▶ **Excerpt**:
>>>

5. Feature Parity with Plex
Many assume Jellyfin lacks key features, but that’s outdated thinking. Jellyfin now offers:
- Hardware transcoding: GPU accelerated using Intel QuickSync or NVIDIA NVENC (free, no license needed).
- Live TV & DVR: Record and stream over-the-air channels with HDHomeRun or similar tuners.
- User profiles: Create separate accounts for family with tailored access.
- Offline downloads: Via third-party clients and some native apps.
- Metadata scraping: Automatic fetching of posters, ratings, and plot summaries from providers like TheMovieDB or FanArt.tv.
In many respects, Jellyfin matches or exceeds Plex—especially considering the cost.
6. Simpler Setup for Advanced Users
Setting up Jellyfin requires a bit more manual configuration than Plex (which is very plug-and-play). But that is a feature, not a bug. You choose your database folder, your transcoding directory, and your network settings. For those comfortable with Docker, there are official images that deploy in minutes. The trade-off is total control. Third-party tools like Jellyfin 10.8 Setup Scripts have simplified the process, and the community wiki is excellent. Once running, it’s as stable as any commercial solution.

7. Vibrant Community & Third-Party Apps
Jellyfin’s community is passionate and responsive. While Plex has official apps for most platforms, Jellyfin relies heavily on third-party clients. But the quality is impressive: Jellyfin MPV Shim for Windows, Infuse (pro) on Apple TV, Jellyfin for Android TV (native), and Swiftfin for iOS. Many of these are actively maintained by volunteers. The community also builds plugins for anime, music, and even TV guide data. Because the platform is open, support forums and Reddit communities provide fast, helpful advice.
8. Hardware Transcoding Without Paying Extra
Plex makes you buy a Plex Pass to unlock hardware transcoding. Without it, your CPU must handle all encoding, which can choke on high-bitrate 4K streams. Jellyfin gives you hardware acceleration for free. Whether you have an Intel CPU with QuickSync or an NVIDIA GPU, simply install the drivers and enable it in settings. This alone can save you $100+ on a lifetime Plex Pass. For home servers with multiple users, this is a game-changer—especially if you have remote friends or family.

<<<

▶ **Data extracts**:

>>>

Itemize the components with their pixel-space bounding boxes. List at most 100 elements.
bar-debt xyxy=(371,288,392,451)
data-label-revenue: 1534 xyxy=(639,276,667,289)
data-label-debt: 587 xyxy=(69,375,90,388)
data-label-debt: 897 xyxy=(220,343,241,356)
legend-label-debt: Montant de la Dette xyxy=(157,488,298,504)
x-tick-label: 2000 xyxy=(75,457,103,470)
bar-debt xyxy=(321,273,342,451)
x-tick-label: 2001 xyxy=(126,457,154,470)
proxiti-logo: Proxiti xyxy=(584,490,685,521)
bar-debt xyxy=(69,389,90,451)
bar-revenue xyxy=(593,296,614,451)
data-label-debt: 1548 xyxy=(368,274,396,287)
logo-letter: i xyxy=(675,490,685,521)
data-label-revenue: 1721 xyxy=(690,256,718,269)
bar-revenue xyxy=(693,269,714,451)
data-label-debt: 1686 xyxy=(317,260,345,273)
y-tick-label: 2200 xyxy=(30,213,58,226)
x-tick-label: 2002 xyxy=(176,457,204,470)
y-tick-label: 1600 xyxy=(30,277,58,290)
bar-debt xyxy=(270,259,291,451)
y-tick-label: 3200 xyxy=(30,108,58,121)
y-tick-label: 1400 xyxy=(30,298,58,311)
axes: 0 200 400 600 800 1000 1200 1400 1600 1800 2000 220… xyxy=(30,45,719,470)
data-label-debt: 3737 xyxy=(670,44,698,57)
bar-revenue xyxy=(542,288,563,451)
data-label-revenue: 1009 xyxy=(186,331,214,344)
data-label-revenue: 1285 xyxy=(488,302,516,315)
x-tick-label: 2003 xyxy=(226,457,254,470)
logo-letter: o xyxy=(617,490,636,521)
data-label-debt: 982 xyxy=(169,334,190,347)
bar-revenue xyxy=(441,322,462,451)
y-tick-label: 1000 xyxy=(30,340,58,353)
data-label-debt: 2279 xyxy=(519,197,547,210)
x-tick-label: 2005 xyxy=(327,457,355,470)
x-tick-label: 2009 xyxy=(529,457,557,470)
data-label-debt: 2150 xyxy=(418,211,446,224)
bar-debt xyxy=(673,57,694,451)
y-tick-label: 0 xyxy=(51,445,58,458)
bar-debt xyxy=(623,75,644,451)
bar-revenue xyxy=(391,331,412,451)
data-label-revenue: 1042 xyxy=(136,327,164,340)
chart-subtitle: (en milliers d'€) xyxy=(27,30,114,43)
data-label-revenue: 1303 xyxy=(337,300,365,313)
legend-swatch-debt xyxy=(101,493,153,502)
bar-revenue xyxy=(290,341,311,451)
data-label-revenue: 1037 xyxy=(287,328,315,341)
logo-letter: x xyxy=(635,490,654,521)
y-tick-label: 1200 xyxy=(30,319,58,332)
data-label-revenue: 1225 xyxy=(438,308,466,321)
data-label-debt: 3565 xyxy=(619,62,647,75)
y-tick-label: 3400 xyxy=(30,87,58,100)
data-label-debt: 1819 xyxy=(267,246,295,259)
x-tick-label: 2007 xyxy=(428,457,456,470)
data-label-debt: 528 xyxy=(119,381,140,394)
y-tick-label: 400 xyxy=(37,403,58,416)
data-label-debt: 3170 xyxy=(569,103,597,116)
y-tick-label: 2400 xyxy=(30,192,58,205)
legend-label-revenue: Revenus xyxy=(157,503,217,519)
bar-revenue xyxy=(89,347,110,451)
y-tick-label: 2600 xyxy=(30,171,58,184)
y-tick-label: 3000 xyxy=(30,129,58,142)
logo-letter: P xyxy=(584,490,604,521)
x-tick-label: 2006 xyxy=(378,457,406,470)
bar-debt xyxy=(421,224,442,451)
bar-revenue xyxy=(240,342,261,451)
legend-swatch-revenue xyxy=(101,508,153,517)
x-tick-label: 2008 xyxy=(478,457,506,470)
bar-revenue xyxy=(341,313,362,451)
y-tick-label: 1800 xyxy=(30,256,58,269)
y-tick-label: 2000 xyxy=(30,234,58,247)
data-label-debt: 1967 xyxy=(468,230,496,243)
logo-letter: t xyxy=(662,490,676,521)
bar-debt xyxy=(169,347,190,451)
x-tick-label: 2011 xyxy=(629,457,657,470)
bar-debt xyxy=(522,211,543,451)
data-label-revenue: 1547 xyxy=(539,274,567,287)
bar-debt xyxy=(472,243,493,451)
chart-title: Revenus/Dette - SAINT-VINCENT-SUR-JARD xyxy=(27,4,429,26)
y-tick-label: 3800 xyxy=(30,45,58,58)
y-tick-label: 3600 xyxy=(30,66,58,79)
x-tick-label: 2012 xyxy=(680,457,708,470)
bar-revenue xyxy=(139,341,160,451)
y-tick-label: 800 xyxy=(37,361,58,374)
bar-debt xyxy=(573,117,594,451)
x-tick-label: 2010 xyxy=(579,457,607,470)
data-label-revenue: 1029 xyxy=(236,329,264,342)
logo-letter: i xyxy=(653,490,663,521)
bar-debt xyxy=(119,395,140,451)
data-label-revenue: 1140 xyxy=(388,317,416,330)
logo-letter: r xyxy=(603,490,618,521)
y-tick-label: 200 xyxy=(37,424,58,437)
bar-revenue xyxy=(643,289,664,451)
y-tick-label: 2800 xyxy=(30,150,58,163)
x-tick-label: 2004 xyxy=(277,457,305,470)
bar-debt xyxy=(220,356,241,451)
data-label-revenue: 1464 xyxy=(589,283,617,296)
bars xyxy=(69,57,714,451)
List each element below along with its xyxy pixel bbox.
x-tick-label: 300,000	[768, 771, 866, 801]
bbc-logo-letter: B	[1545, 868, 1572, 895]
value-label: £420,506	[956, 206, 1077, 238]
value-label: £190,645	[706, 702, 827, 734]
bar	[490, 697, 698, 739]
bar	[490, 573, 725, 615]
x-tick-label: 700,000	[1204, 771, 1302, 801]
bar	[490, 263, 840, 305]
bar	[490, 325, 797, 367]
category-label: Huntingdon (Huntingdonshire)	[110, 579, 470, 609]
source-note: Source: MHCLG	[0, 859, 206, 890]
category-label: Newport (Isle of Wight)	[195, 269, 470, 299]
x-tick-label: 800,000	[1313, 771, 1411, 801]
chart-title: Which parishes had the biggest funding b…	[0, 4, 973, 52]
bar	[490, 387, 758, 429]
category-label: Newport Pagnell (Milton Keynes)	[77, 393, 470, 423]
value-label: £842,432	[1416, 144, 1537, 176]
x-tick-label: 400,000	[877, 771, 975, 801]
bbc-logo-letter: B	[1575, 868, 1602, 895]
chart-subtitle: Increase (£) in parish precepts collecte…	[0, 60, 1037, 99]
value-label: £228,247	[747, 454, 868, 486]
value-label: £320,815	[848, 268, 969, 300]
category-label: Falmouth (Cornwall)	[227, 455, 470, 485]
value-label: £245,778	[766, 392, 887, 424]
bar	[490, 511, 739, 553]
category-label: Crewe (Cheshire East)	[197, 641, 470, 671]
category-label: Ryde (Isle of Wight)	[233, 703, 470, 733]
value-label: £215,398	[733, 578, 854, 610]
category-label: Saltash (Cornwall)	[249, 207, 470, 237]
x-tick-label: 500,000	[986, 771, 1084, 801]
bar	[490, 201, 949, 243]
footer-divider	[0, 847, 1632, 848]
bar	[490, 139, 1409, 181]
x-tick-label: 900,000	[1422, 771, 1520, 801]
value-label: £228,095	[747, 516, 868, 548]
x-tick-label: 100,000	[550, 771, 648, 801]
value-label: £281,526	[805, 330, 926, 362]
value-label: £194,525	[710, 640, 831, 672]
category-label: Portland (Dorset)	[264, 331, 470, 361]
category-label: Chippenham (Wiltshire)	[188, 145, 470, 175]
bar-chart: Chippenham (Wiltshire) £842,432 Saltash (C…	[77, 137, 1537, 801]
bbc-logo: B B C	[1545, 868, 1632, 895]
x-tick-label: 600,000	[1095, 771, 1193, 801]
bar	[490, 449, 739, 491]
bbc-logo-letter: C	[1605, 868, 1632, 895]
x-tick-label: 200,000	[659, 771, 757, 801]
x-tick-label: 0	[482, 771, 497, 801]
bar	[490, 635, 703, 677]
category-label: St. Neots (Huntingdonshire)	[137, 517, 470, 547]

<<<

▶ **Tasks to complete**:
**A.** From the Jellyfin text above, write out the part between "5. Feature Parity" and "some native apps.", inclusive.
**B.** Answer these questions using the Jellyfin text above:
(i) Which two providers are named as sources for metadata scraping?
(ii) What must a Plex user buy to unlock hardware transcoding?
(iii) Which client is listed for iOS?
**C.** Based on the Jellyfin text above, explain in one to three sentences why getting hardware transcoding without paying extra matters.

▶ **Response list**:
**A.**
5. Feature Parity with Plex
Many assume Jellyfin lacks key features, but that’s outdated thinking. Jellyfin now offers:
- Hardware transcoding: GPU accelerated using Intel QuickSync or NVIDIA NVENC (free, no license needed).
- Live TV & DVR: Record and stream over-the-air channels with HDHomeRun or similar tuners.
- User profiles: Create separate accounts for family with tailored access.
- Offline downloads: Via third-party clients and some native apps.

**B.**
(i) TheMovieDB and FanArt.tv
(ii) A Plex Pass
(iii) Swiftfin

**C.** Plex locks hardware transcoding behind a Plex Pass. Without it, the CPU has to handle all encoding and can choke on high-bitrate 4K streams. Jellyfin gives hardware acceleration for free, which can save $100+ on a lifetime Plex Pass.